УКАЗАНИЕ A:
Ответьте на вопросы по интервью:
(i) Какие слова, по рассказу Хрущева, сказал ему кто-то из больших художников?
(ii) Какую фразу Путина о Ходорковском приводит интервью?
(iii) Сколько лет Моисей водил евреев по пустыне?

ИСХОДНЫЙ ТЕКСТ:
На стене в его доме висел, защищенный от пыли, мой рисуночек – иллюстрация к Маршаку. Хрущев сказал мне: "Ты на меня зла не держи; кто меня в Манеж завел – не помню". И добавил: "кто-то из больших художников сказал мне "Сталина на них нет", я так разозлился на него, а стал кричать на вас". Лукавство. Политики – это отдельные животные. Другое мировоззрение. К тому же Хрущев выжил при Сталине, уничтожившем две трети страны: для этого надо быть очень умным и хитрым человеком.
Власть делает животное из человека. Впрочем, стремление к власти тоже.
Еще политика – это всегда коллективное поведение, в отличие от творчества. Взять последнее выступление Путина про Ходорковского во время телемоста: "Вор должен сидеть в тюрьме". Этот спектакль рассчитан на невежественную публику и на СМИ, которые не могут возразить, подняв премьер-министра на смех. Он ведет себя так, чувствуя поведение стаи. А после Манежной он испугался.
– Вы рисовали на процессе Ходорковского и Лебедева. Вы бы сравнили процесс по масштабу с другими явлениями, свидетелями которых были все эти десятилетия?
– Я не знаю степень их вины, отваги и мужества. Мой протест, брезгливость, неудовольствие направлены главным образом против судебного процесса, против поведения судьи и прокуроров. Грязь и дрянь. Когда я слышал Ходорковского и Лебедева, я слышал грамотные ответы на все вопросы: умные, азартные и точные. Позволить власти, чтобы она допустила такой спектакль, возможно только при нашем убогом обществе. Про себя-то я думаю, что Ходорковкий и Лебедев виноваты так же, как все остальные олигархи: как дали знак "воруйте", они воровали. Но эти двое претендовали еще и на власть. Это, конечно, мой домысел.
– Михаила Ходорковского некоторые сравнивают с Андреем Сахаровым, видя в нем общественную фигуру, способную осмыслить ошибки девяностых. С чего бы вы начали осмысление, что вам кажется недосказанным и нерешенным?
– От невежества мы спешим. Моисей сорок лет водил евреев по пустыне, чтобы умерли те люди, которые привыкли жить в рабстве. Вы с любопытством спрашивали меня про страх: у вас его нет, а у меня – есть, я с ним и умру. Стаю надо воспитывать медленно, она не может измениться с переменой вожака. Мы живем в одно из самых интересных времен в истории человечества. Во-первых, происходит третья мировая война, которая носит иную форму, нежели все формы перед этим (я имею в виду теракты). Во-вторых, что бы ни происходило в цивилизованном мире, люди выходят на площадь. Во Франции протестуют даже из-за того, что в Афганистане женщину забили камнями. А в этой стране – тихо. Не то что бы по поводу афганской женщины. По любому поводу – тихо. Выскочили молодые ребята на Манежную – премьер-министр от страха поехал с ними на кладбище.
– Вы бы сравнили нынешнее время с предперестроечным?

УКАЗАНИЕ B: Замените "faint-band" на "pale-band" в записях, начиная со строки, где есть "Localize all elements.", и заканчивая строкой с "band-lane-1 [150, 740, 230, 758]" включительно. Приведите только эти строки, больше ничего в них не меняя.

ФРАГМЕНТЫ ЗАПИСЕЙ:
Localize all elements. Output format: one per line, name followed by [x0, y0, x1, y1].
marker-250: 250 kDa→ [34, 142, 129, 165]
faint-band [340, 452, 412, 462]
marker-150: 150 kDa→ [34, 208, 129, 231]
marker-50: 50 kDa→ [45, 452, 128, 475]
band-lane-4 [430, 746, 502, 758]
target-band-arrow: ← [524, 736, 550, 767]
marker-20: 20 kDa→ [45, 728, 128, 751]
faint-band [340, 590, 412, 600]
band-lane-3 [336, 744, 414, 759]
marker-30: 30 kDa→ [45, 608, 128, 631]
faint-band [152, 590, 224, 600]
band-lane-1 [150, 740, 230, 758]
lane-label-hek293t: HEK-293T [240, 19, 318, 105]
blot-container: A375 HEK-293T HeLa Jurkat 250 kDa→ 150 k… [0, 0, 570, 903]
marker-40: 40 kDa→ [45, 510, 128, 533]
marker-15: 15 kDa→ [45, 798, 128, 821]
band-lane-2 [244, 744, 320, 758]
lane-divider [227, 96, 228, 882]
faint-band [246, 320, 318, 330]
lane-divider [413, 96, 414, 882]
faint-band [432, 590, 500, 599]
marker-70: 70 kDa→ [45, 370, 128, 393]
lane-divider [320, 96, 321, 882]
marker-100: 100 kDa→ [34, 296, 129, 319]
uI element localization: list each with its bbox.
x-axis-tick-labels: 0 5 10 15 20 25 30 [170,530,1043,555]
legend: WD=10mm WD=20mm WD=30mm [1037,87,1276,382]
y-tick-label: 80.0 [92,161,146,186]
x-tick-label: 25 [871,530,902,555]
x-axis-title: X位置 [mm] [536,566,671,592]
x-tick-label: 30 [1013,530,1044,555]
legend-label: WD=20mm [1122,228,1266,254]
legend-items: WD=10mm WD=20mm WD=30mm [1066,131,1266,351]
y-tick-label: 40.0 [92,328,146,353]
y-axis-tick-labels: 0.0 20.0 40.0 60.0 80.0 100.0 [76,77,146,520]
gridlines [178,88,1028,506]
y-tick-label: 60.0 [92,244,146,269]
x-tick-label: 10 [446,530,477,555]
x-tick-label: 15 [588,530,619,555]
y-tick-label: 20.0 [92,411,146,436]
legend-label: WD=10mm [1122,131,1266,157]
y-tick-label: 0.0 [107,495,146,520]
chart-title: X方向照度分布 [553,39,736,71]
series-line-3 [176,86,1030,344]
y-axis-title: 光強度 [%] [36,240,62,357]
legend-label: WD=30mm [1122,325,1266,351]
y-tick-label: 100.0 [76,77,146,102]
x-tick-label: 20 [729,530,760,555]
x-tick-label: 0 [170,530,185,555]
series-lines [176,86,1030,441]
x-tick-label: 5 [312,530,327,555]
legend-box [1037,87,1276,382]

---

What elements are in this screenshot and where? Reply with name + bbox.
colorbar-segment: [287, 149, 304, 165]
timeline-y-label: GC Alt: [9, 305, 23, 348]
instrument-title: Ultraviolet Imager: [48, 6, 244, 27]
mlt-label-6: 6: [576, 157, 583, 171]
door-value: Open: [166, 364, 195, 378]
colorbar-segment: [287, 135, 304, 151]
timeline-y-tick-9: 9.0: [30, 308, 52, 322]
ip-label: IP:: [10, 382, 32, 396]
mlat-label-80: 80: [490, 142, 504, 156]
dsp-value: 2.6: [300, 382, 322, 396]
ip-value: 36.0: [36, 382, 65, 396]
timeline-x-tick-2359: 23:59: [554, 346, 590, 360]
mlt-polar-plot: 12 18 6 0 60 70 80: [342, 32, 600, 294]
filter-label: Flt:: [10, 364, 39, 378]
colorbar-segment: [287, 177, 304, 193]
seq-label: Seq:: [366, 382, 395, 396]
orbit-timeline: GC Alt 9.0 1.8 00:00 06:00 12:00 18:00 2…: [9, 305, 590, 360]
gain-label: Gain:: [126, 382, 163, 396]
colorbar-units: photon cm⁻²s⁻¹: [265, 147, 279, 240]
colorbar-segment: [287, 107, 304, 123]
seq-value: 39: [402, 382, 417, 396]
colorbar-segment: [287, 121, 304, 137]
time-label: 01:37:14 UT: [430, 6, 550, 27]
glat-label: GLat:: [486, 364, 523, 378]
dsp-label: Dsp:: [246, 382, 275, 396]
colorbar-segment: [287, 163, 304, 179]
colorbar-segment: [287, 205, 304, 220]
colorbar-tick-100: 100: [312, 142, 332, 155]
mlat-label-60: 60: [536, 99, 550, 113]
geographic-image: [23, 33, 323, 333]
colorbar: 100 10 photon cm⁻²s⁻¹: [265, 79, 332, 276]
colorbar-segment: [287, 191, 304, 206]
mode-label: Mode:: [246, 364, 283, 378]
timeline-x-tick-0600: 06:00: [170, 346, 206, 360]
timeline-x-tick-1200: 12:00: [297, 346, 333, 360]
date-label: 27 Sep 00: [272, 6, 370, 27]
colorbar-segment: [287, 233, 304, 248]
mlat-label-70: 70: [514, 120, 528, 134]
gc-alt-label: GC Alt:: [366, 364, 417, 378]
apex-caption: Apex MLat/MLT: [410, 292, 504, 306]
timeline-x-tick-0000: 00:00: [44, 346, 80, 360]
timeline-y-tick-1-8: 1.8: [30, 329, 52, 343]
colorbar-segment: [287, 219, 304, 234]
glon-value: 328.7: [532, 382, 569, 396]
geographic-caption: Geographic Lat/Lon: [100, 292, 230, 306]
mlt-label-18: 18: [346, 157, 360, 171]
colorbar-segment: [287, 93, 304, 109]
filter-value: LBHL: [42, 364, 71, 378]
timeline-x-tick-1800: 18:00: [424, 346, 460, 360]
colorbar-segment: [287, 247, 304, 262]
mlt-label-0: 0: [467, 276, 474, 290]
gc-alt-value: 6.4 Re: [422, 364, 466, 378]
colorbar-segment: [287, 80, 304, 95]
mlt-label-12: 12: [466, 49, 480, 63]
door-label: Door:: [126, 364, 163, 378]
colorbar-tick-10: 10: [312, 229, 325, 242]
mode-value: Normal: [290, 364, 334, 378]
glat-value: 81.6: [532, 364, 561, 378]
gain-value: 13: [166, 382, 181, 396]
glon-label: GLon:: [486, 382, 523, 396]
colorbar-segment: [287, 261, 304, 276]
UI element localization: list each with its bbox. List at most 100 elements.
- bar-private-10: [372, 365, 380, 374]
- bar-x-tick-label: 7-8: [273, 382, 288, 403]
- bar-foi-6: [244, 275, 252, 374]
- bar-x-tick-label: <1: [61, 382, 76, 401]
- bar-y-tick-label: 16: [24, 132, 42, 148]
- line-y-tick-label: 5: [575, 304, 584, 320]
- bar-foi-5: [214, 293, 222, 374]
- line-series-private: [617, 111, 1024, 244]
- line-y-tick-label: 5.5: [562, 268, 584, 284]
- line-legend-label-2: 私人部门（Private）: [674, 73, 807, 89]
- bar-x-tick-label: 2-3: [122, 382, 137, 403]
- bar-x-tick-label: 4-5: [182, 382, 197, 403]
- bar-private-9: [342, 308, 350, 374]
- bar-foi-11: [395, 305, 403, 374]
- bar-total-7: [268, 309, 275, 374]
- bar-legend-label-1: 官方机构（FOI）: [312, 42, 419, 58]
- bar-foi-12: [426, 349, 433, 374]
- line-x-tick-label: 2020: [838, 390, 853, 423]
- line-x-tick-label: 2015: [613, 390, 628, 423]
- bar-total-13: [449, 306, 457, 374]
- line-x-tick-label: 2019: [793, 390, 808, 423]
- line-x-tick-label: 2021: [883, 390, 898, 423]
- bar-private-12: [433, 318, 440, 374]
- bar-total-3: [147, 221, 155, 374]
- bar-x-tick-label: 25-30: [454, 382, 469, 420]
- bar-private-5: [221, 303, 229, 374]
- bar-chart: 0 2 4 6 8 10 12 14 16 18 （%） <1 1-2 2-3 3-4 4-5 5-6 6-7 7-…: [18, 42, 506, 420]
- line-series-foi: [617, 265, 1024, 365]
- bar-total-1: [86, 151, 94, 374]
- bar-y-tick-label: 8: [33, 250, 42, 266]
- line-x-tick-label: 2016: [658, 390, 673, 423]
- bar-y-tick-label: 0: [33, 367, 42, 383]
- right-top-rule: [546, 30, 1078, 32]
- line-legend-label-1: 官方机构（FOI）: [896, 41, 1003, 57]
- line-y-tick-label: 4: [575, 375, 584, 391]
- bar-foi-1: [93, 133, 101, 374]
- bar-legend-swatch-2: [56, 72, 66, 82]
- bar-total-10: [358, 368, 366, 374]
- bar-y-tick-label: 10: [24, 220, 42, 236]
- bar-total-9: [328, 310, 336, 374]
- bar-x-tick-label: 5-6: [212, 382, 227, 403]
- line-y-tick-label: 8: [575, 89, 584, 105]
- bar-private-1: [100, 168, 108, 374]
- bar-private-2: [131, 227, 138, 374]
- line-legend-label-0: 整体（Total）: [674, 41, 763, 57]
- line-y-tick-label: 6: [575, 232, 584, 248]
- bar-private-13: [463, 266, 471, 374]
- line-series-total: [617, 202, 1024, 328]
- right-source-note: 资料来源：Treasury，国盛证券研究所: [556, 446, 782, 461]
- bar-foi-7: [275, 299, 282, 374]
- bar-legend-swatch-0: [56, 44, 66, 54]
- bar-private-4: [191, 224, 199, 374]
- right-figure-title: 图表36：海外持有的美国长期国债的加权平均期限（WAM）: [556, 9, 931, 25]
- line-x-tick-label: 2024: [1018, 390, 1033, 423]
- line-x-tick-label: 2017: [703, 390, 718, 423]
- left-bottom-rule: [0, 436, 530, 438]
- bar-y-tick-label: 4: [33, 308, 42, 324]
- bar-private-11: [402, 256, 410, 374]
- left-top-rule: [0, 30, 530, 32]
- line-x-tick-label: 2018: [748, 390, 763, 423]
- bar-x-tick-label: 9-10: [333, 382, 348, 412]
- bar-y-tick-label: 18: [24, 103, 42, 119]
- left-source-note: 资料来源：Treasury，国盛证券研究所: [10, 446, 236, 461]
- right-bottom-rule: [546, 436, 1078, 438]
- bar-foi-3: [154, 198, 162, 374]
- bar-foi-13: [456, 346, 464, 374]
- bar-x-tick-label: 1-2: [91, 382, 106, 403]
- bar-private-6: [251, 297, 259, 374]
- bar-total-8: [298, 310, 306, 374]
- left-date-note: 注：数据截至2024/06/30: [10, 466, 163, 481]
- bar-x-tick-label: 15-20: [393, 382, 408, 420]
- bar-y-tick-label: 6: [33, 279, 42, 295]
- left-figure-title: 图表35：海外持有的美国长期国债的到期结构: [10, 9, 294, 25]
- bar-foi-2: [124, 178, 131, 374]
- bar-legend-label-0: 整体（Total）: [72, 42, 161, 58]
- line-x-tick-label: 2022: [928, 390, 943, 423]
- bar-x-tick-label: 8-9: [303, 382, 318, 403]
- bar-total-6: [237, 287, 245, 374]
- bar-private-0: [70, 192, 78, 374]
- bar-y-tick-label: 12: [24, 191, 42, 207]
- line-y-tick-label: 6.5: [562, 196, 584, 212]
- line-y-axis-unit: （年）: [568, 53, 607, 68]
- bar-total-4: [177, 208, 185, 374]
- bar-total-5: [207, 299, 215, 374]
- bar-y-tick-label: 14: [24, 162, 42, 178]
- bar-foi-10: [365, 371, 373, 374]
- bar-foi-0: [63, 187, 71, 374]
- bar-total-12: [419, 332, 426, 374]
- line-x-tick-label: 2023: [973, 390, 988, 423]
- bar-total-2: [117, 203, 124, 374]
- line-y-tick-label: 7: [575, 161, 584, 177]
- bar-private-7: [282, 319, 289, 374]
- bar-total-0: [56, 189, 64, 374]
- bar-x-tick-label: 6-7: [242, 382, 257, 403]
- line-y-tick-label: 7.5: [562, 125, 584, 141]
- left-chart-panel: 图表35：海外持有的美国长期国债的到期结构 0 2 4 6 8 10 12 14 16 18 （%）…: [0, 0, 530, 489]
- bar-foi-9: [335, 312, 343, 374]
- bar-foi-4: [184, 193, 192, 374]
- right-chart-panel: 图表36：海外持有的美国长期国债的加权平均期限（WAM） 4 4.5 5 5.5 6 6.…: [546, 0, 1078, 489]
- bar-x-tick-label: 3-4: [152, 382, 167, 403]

ОТВЕТ A:
(i) «Сталина на них нет».
(ii) «Вор должен сидеть в тюрьме».
(iii) Сорок лет.

ОТВЕТ B:
Localize all elements. Output format: one per line, name followed by [x0, y0, x1, y1].
marker-250: 250 kDa→ [34, 142, 129, 165]
pale-band [340, 452, 412, 462]
marker-150: 150 kDa→ [34, 208, 129, 231]
marker-50: 50 kDa→ [45, 452, 128, 475]
band-lane-4 [430, 746, 502, 758]
target-band-arrow: ← [524, 736, 550, 767]
marker-20: 20 kDa→ [45, 728, 128, 751]
pale-band [340, 590, 412, 600]
band-lane-3 [336, 744, 414, 759]
marker-30: 30 kDa→ [45, 608, 128, 631]
pale-band [152, 590, 224, 600]
band-lane-1 [150, 740, 230, 758]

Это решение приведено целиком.